Records provided =

>> begin

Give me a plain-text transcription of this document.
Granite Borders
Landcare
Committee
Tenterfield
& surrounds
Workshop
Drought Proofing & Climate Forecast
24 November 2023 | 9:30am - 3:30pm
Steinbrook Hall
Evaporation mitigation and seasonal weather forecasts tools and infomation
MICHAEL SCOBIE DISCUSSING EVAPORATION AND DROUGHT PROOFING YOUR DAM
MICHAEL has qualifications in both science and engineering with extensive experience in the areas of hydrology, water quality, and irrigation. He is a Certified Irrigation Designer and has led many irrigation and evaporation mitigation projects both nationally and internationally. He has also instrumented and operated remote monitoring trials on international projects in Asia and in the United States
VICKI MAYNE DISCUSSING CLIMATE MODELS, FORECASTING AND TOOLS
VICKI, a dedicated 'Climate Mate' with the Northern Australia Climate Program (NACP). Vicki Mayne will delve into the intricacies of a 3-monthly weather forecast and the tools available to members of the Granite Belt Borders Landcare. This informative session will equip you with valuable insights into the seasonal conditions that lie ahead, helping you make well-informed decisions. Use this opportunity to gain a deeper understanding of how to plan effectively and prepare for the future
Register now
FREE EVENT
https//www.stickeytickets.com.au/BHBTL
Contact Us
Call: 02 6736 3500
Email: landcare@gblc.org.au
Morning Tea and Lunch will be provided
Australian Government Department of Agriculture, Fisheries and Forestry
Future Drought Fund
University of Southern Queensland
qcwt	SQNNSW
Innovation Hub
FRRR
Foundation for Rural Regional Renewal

>> end

Work instructions = Scan the entries above. Copy each line that has the string "DISCUSSING".

Written answer =
MICHAEL SCOBIE DISCUSSING EVAPORATION AND DROUGHT PROOFING YOUR DAM
VICKI MAYNE DISCUSSING CLIMATE MODELS, FORECASTING AND TOOLS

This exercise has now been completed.